## Goal of the exercise
In the entries below, find the line containing "Transcribe the text in this document.". Copy it and all lines after it, exactly, through the end.

## Material supplied
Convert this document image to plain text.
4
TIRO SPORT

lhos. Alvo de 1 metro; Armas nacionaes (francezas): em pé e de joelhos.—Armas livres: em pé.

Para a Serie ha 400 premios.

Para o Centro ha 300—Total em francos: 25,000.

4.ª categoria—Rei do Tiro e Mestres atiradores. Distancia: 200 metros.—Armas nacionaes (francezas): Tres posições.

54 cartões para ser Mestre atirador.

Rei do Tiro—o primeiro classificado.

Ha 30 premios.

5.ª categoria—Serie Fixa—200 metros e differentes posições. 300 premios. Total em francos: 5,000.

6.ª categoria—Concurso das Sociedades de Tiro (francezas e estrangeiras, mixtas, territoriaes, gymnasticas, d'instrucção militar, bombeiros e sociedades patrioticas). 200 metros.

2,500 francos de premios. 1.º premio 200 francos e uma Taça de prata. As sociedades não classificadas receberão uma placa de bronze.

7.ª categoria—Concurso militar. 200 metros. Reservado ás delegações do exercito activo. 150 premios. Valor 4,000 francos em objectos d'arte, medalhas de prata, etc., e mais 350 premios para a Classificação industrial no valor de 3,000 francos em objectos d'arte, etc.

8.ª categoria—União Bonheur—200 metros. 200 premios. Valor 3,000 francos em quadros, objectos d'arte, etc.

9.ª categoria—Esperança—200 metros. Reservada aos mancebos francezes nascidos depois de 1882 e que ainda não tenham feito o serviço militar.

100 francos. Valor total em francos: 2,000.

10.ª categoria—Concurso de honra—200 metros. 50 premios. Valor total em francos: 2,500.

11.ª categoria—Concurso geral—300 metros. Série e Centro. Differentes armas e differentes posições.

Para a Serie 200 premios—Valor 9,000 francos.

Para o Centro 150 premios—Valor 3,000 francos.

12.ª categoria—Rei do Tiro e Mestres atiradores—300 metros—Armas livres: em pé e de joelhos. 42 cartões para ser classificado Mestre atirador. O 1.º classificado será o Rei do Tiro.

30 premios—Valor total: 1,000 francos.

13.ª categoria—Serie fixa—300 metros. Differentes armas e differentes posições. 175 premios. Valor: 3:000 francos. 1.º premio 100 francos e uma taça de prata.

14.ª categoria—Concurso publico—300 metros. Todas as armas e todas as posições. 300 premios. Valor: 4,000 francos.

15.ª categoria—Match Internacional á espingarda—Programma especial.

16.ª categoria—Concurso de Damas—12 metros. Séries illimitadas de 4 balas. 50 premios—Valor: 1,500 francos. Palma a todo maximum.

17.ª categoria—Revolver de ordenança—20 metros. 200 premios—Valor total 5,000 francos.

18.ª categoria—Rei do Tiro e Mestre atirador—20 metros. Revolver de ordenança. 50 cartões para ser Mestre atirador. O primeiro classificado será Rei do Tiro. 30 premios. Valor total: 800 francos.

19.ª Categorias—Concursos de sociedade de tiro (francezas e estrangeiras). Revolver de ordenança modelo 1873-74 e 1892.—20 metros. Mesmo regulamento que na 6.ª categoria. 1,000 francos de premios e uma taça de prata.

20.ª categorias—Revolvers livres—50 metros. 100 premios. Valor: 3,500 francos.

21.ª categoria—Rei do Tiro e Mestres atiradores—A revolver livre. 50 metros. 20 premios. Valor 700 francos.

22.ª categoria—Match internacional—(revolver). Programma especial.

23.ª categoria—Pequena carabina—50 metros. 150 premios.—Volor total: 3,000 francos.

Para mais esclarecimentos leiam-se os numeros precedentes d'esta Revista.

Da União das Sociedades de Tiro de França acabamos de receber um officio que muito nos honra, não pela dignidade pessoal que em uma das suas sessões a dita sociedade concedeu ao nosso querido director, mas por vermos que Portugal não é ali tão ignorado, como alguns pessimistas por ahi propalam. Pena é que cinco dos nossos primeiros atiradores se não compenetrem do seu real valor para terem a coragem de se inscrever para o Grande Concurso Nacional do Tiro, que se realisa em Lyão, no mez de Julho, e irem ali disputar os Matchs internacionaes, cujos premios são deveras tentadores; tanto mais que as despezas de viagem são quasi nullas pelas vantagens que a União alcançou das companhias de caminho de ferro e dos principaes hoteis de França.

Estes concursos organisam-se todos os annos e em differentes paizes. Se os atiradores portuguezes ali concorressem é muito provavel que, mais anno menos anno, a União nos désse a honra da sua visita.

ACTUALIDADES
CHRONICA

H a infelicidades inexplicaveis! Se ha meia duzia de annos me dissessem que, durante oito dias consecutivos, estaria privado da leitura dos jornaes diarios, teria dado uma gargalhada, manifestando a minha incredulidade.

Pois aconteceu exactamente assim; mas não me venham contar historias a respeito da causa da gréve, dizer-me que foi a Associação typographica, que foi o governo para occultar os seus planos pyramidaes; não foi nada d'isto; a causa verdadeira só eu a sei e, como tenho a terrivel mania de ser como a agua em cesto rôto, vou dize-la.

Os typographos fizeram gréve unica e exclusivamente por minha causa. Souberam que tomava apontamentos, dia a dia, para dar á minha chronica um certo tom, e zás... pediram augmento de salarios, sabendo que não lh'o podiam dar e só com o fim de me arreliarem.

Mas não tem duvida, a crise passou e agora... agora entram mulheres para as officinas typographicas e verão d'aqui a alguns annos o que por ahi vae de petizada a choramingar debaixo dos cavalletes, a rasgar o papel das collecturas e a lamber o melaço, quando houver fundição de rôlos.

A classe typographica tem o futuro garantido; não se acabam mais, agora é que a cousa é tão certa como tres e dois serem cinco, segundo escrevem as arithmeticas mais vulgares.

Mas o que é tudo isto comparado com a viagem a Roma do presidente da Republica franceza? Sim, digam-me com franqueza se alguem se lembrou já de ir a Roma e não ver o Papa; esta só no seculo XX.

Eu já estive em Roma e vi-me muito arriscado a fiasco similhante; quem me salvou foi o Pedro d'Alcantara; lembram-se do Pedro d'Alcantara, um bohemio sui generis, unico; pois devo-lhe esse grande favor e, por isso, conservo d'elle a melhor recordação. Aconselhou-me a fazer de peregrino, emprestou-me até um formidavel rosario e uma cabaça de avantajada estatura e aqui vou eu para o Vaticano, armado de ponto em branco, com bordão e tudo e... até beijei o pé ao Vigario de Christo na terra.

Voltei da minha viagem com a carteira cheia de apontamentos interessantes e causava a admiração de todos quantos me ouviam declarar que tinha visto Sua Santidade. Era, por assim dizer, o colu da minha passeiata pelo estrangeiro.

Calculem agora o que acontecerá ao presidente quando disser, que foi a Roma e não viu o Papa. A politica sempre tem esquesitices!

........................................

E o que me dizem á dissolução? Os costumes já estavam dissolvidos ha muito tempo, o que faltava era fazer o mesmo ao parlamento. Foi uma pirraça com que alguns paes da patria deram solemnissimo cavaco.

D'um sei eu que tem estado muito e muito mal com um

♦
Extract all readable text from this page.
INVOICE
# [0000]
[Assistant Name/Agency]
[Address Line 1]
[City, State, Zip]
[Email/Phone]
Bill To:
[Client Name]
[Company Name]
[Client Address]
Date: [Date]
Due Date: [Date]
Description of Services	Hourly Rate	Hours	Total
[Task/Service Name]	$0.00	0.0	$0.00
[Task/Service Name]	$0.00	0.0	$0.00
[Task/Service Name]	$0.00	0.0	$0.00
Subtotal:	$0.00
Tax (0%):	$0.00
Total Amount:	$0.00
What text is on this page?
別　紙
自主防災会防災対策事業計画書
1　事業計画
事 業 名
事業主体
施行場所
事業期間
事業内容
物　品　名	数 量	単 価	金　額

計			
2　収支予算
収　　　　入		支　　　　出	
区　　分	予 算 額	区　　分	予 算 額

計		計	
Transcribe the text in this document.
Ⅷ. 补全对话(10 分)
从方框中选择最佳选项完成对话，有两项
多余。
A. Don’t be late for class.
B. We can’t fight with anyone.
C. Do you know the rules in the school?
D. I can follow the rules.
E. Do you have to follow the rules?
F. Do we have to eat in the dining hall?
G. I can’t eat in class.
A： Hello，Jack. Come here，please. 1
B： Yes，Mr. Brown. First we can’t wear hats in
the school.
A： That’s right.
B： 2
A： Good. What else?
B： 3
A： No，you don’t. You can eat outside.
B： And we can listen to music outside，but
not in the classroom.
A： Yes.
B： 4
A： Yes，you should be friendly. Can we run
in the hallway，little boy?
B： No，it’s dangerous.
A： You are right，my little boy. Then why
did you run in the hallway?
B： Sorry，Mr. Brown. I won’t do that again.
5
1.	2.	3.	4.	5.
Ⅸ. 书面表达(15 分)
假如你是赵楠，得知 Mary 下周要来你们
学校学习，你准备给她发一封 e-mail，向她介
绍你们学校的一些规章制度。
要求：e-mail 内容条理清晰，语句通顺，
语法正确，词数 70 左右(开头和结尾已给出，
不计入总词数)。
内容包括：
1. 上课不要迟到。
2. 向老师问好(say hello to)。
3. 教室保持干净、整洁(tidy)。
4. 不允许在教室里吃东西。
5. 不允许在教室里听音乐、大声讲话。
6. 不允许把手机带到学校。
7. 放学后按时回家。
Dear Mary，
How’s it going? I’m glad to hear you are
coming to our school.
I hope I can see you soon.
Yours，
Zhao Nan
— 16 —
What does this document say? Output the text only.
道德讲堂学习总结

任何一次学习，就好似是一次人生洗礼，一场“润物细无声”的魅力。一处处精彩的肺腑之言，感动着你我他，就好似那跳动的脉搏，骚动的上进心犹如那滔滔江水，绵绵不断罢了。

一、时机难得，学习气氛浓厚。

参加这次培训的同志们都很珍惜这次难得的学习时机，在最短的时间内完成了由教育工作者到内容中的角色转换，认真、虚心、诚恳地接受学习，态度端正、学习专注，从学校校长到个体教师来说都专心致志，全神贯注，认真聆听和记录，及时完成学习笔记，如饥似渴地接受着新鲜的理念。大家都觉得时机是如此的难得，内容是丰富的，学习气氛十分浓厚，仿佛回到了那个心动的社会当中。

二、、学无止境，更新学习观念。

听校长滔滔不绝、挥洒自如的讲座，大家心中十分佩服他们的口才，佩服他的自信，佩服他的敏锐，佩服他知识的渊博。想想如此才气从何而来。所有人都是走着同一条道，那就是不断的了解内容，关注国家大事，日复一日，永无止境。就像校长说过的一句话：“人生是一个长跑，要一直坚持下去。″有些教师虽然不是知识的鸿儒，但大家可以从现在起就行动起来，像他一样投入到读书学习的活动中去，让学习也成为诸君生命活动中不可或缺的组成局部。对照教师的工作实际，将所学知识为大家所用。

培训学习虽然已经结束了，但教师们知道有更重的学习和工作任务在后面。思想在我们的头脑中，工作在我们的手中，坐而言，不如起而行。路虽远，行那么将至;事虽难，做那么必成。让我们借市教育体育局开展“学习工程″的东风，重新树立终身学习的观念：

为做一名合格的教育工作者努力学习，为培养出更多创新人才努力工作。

## Answer to the problem
Transcribe the text in this document.
Ⅷ. 补全对话(10 分)
从方框中选择最佳选项完成对话，有两项
多余。
A. Don’t be late for class.
B. We can’t fight with anyone.
C. Do you know the rules in the school?
D. I can follow the rules.
E. Do you have to follow the rules?
F. Do we have to eat in the dining hall?
G. I can’t eat in class.
A： Hello，Jack. Come here，please. 1
B： Yes，Mr. Brown. First we can’t wear hats in
the school.
A： That’s right.
B： 2
A： Good. What else?
B： 3
A： No，you don’t. You can eat outside.
B： And we can listen to music outside，but
not in the classroom.
A： Yes.
B： 4
A： Yes，you should be friendly. Can we run
in the hallway，little boy?
B： No，it’s dangerous.
A： You are right，my little boy. Then why
did you run in the hallway?
B： Sorry，Mr. Brown. I won’t do that again.
5
1.	2.	3.	4.	5.
Ⅸ. 书面表达(15 分)
假如你是赵楠，得知 Mary 下周要来你们
学校学习，你准备给她发一封 e-mail，向她介
绍你们学校的一些规章制度。
要求：e-mail 内容条理清晰，语句通顺，
语法正确，词数 70 左右(开头和结尾已给出，
不计入总词数)。
内容包括：
1. 上课不要迟到。
2. 向老师问好(say hello to)。
3. 教室保持干净、整洁(tidy)。
4. 不允许在教室里吃东西。
5. 不允许在教室里听音乐、大声讲话。
6. 不允许把手机带到学校。
7. 放学后按时回家。
Dear Mary，
How’s it going? I’m glad to hear you are
coming to our school.
I hope I can see you soon.
Yours，
Zhao Nan
— 16 —
What does this document say? Output the text only.
道德讲堂学习总结

任何一次学习，就好似是一次人生洗礼，一场“润物细无声”的魅力。一处处精彩的肺腑之言，感动着你我他，就好似那跳动的脉搏，骚动的上进心犹如那滔滔江水，绵绵不断罢了。

一、时机难得，学习气氛浓厚。

参加这次培训的同志们都很珍惜这次难得的学习时机，在最短的时间内完成了由教育工作者到内容中的角色转换，认真、虚心、诚恳地接受学习，态度端正、学习专注，从学校校长到个体教师来说都专心致志，全神贯注，认真聆听和记录，及时完成学习笔记，如饥似渴地接受着新鲜的理念。大家都觉得时机是如此的难得，内容是丰富的，学习气氛十分浓厚，仿佛回到了那个心动的社会当中。

二、、学无止境，更新学习观念。

听校长滔滔不绝、挥洒自如的讲座，大家心中十分佩服他们的口才，佩服他的自信，佩服他的敏锐，佩服他知识的渊博。想想如此才气从何而来。所有人都是走着同一条道，那就是不断的了解内容，关注国家大事，日复一日，永无止境。就像校长说过的一句话：“人生是一个长跑，要一直坚持下去。″有些教师虽然不是知识的鸿儒，但大家可以从现在起就行动起来，像他一样投入到读书学习的活动中去，让学习也成为诸君生命活动中不可或缺的组成局部。对照教师的工作实际，将所学知识为大家所用。

培训学习虽然已经结束了，但教师们知道有更重的学习和工作任务在后面。思想在我们的头脑中，工作在我们的手中，坐而言，不如起而行。路虽远，行那么将至;事虽难，做那么必成。让我们借市教育体育局开展“学习工程″的东风，重新树立终身学习的观念：

为做一名合格的教育工作者努力学习，为培养出更多创新人才努力工作。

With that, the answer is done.